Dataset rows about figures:
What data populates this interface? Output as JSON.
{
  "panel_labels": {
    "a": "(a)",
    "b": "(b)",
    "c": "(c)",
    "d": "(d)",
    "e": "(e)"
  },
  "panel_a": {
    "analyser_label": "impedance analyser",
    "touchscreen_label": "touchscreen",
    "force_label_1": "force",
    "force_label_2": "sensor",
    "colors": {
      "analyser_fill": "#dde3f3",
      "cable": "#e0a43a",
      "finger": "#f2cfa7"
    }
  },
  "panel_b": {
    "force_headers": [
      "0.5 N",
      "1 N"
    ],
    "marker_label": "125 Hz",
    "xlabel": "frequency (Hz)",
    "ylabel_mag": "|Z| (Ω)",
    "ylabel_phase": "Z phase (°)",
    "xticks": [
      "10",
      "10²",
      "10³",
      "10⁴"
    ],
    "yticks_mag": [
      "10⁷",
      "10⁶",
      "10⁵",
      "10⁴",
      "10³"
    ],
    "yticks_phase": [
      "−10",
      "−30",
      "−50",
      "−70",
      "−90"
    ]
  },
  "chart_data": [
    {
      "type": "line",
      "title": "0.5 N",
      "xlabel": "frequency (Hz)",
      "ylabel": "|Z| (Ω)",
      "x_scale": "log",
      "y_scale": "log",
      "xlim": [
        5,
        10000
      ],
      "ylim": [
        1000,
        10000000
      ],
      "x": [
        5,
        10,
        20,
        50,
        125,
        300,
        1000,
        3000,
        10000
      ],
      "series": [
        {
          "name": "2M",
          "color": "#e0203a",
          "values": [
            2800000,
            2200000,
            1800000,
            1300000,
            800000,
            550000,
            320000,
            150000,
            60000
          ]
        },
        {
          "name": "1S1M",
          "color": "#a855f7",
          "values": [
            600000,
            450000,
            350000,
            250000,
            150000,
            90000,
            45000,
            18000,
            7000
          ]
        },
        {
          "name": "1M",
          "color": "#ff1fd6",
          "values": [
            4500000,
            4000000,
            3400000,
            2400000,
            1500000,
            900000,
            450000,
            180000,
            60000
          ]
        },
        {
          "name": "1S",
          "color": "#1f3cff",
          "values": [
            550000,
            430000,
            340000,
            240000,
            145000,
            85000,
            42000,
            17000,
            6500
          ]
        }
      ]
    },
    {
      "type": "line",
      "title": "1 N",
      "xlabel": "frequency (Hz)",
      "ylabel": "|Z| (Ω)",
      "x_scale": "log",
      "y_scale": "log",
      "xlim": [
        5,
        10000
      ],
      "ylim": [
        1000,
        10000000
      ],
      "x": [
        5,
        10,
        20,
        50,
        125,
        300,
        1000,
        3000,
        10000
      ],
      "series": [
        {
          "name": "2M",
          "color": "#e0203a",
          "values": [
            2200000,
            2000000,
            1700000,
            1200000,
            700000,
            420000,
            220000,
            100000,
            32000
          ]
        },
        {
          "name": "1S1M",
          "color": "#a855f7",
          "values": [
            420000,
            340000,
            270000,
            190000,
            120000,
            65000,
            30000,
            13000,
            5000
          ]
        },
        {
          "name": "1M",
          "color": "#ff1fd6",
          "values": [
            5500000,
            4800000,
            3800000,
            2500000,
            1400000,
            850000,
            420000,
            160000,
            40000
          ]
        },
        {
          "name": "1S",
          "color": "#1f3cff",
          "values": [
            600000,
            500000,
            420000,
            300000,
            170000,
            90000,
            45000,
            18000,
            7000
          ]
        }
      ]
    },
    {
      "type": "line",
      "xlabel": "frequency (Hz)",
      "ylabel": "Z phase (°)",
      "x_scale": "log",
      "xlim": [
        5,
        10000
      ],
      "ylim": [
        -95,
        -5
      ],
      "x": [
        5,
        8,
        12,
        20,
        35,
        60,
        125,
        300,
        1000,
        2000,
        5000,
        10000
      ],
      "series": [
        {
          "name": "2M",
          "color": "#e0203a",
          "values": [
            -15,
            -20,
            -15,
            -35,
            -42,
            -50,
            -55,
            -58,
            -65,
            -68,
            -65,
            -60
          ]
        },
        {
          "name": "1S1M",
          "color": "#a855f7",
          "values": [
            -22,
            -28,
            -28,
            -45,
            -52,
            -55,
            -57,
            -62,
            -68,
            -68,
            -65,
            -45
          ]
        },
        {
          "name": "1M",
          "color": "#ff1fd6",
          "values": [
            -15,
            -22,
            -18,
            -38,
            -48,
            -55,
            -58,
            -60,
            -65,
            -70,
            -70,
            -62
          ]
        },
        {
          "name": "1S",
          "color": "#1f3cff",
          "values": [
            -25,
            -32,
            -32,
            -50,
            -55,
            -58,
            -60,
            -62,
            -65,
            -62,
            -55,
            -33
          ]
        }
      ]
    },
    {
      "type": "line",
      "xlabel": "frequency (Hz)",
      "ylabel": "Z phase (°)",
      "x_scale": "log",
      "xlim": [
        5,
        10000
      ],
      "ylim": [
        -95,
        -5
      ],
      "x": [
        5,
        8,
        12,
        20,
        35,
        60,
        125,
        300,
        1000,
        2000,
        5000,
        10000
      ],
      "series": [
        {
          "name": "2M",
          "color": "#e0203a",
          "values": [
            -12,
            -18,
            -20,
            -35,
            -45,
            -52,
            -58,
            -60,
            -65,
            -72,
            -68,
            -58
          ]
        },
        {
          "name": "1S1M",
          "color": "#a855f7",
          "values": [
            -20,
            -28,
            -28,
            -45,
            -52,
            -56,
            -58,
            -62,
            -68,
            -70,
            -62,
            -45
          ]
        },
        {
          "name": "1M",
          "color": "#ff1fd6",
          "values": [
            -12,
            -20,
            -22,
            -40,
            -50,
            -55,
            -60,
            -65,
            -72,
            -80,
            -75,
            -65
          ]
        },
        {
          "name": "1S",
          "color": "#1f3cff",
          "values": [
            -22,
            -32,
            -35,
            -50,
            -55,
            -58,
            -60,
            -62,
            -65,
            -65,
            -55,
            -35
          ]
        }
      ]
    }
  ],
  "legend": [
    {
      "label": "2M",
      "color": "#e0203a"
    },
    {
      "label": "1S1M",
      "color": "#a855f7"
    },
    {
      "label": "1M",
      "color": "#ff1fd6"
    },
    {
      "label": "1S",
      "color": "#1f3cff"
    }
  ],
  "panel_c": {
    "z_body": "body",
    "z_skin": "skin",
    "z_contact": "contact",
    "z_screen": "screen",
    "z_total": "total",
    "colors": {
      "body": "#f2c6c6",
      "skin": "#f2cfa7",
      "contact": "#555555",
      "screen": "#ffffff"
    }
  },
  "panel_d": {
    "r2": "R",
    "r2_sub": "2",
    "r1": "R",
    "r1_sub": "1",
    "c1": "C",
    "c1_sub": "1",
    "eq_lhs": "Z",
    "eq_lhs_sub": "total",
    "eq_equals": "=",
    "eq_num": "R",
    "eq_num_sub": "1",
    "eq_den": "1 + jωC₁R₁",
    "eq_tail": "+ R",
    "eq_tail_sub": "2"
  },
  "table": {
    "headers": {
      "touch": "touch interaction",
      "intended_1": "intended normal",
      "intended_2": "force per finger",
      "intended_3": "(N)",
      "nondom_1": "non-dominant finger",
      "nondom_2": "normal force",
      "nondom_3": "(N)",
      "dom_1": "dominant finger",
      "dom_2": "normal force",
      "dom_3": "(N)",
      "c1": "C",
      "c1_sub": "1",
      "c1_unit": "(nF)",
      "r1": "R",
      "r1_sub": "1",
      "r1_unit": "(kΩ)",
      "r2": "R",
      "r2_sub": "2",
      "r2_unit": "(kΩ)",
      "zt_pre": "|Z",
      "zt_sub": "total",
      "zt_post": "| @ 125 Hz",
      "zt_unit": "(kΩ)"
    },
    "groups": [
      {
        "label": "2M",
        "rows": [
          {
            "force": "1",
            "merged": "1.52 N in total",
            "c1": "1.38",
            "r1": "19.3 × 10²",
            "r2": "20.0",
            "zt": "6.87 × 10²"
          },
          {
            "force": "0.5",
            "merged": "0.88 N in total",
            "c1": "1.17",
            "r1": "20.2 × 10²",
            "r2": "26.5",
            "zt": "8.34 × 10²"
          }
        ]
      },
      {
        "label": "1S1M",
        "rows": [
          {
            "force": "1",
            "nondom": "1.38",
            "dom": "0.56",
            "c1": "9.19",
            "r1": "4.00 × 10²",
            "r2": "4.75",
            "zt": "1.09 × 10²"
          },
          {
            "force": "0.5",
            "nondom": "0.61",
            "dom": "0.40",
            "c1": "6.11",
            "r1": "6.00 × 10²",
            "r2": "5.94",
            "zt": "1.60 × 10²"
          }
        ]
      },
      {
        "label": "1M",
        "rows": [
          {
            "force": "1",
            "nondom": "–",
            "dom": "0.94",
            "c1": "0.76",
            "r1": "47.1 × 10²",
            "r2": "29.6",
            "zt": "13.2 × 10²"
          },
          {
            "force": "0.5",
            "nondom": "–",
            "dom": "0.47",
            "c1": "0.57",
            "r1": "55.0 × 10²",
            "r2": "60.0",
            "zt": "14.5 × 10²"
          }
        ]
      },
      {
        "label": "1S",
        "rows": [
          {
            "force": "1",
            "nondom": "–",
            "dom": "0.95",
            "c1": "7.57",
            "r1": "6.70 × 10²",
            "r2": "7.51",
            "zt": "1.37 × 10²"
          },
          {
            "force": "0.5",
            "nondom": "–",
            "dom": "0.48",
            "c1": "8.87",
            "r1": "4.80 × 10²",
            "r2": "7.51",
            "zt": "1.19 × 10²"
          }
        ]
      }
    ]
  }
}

## OBJECTIVE
Identify lines with the string "dominant". Copy each one.

## RESPONSE TO THE TASK
      "nondom_1": "non-dominant finger",
      "dom_1": "dominant finger",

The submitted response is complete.